WHAT YOU NEED TO DO
Transcribe every line exactly. Leave the pictures behind.

RECORDS SUPPLIED
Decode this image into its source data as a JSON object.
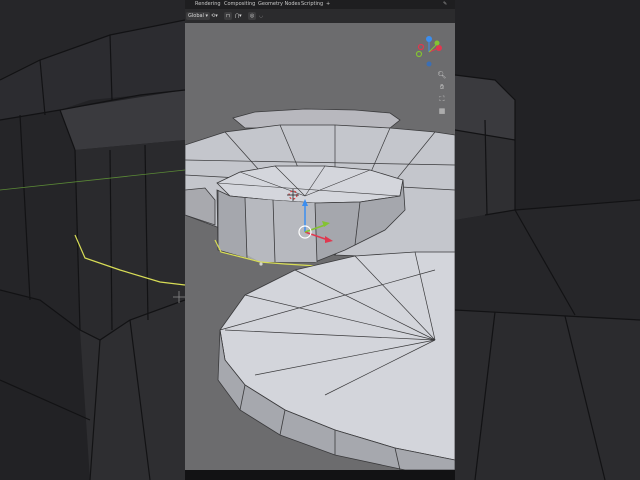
{
  "topbar": {
    "tabs": [
      "Rendering",
      "Compositing",
      "Geometry Nodes",
      "Scripting"
    ],
    "add_tab": "+"
  },
  "header": {
    "orientation": "Global",
    "pivot_icon": "pivot-icon",
    "snap_icon": "magnet-icon",
    "proportional_icon": "proportional-edit-icon"
  },
  "gizmo": {
    "axes": [
      "x",
      "y",
      "z"
    ],
    "colors": {
      "x": "#e0384f",
      "y": "#84c332",
      "z": "#3b8ef0"
    }
  },
  "nav": {
    "buttons": [
      "zoom-icon",
      "hand-icon",
      "camera-icon",
      "grid-icon"
    ]
  },
  "colors": {
    "viewport_bg": "#6d6d6f",
    "dark_bg": "#1b1b1d",
    "edge_select": "#d8dd56"
  }
}
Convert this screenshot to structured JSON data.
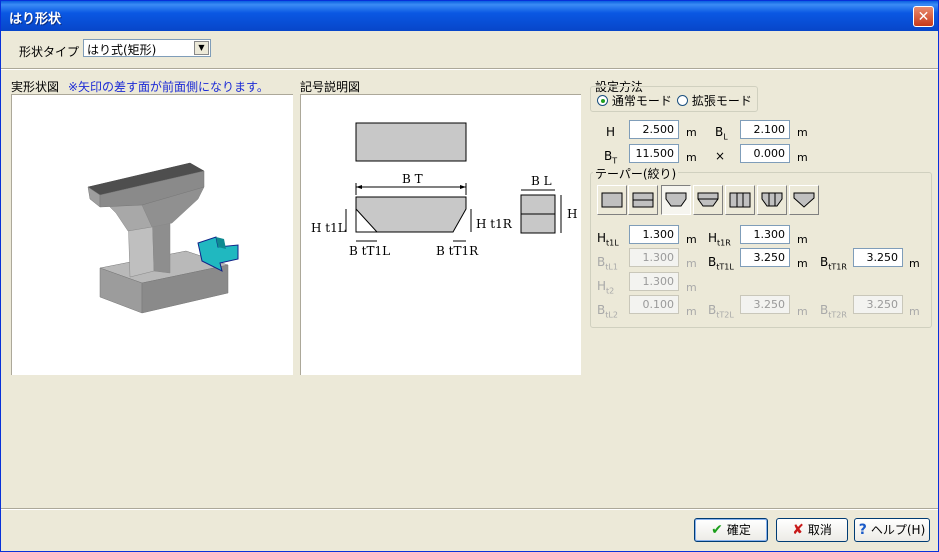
{
  "window": {
    "title": "はり形状"
  },
  "shape_type": {
    "label": "形状タイプ",
    "value": "はり式(矩形)"
  },
  "left_panel": {
    "title": "実形状図",
    "note": "※矢印の差す面が前面側になります。"
  },
  "middle_panel": {
    "title": "記号説明図",
    "labels": {
      "bt": "B T",
      "bl": "B L",
      "h": "H",
      "ht1l": "H t1L",
      "ht1r": "H t1R",
      "btt1l": "B tT1L",
      "btt1r": "B tT1R"
    }
  },
  "settings": {
    "method_label": "設定方法",
    "mode_normal": "通常モード",
    "mode_extended": "拡張モード",
    "selected_mode": "通常モード"
  },
  "dims": {
    "H": "2.500",
    "BL": "2.100",
    "BT": "11.500",
    "x": "0.000",
    "unit": "m",
    "x_label": "×"
  },
  "taper": {
    "label": "テーパー(絞り)",
    "buttons": [
      "taper-none",
      "taper-horizontal-split",
      "taper-bottom-both",
      "taper-top-bottom",
      "taper-vertical-split",
      "taper-bottom-vertical",
      "taper-bottom-v"
    ],
    "selected_index": 2,
    "Ht1L": "1.300",
    "Ht1R": "1.300",
    "BtL1": "1.300",
    "BtT1L": "3.250",
    "BtT1R": "3.250",
    "Ht2": "1.300",
    "BtL2": "0.100",
    "BtT2L": "3.250",
    "BtT2R": "3.250"
  },
  "buttons": {
    "ok": "確定",
    "cancel": "取消",
    "help": "ヘルプ(H)"
  },
  "colors": {
    "title_bar": "#0a58e3",
    "ok_icon": "#1a9e1a",
    "cancel_icon": "#c81a1a",
    "help_icon": "#1a5ac8",
    "model_teal": "#20b8c0",
    "model_gray": "#9a9a9a"
  }
}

RESPONSE
Decode this image into its source data as a JSON object.
{
  "topbar": {
    "tabs": [
      "Rendering",
      "Compositing",
      "Geometry Nodes",
      "Scripting"
    ],
    "add_tab": "+"
  },
  "header": {
    "orientation": "Global",
    "pivot_icon": "pivot-icon",
    "snap_icon": "magnet-icon",
    "proportional_icon": "proportional-edit-icon"
  },
  "gizmo": {
    "axes": [
      "x",
      "y",
      "z"
    ],
    "colors": {
      "x": "#e0384f",
      "y": "#84c332",
      "z": "#3b8ef0"
    }
  },
  "nav": {
    "buttons": [
      "zoom-icon",
      "hand-icon",
      "camera-icon",
      "grid-icon"
    ]
  },
  "colors": {
    "viewport_bg": "#6d6d6f",
    "dark_bg": "#1b1b1d",
    "edge_select": "#d8dd56"
  }
}
Convert this screenshot to structured JSON data.
{
  "window": {
    "title": "はり形状"
  },
  "shape_type": {
    "label": "形状タイプ",
    "value": "はり式(矩形)"
  },
  "left_panel": {
    "title": "実形状図",
    "note": "※矢印の差す面が前面側になります。"
  },
  "middle_panel": {
    "title": "記号説明図",
    "labels": {
      "bt": "B T",
      "bl": "B L",
      "h": "H",
      "ht1l": "H t1L",
      "ht1r": "H t1R",
      "btt1l": "B tT1L",
      "btt1r": "B tT1R"
    }
  },
  "settings": {
    "method_label": "設定方法",
    "mode_normal": "通常モード",
    "mode_extended": "拡張モード",
    "selected_mode": "通常モード"
  },
  "dims": {
    "H": "2.500",
    "BL": "2.100",
    "BT": "11.500",
    "x": "0.000",
    "unit": "m",
    "x_label": "×"
  },
  "taper": {
    "label": "テーパー(絞り)",
    "buttons": [
      "taper-none",
      "taper-horizontal-split",
      "taper-bottom-both",
      "taper-top-bottom",
      "taper-vertical-split",
      "taper-bottom-vertical",
      "taper-bottom-v"
    ],
    "selected_index": 2,
    "Ht1L": "1.300",
    "Ht1R": "1.300",
    "BtL1": "1.300",
    "BtT1L": "3.250",
    "BtT1R": "3.250",
    "Ht2": "1.300",
    "BtL2": "0.100",
    "BtT2L": "3.250",
    "BtT2R": "3.250"
  },
  "buttons": {
    "ok": "確定",
    "cancel": "取消",
    "help": "ヘルプ(H)"
  },
  "colors": {
    "title_bar": "#0a58e3",
    "ok_icon": "#1a9e1a",
    "cancel_icon": "#c81a1a",
    "help_icon": "#1a5ac8",
    "model_teal": "#20b8c0",
    "model_gray": "#9a9a9a"
  }
}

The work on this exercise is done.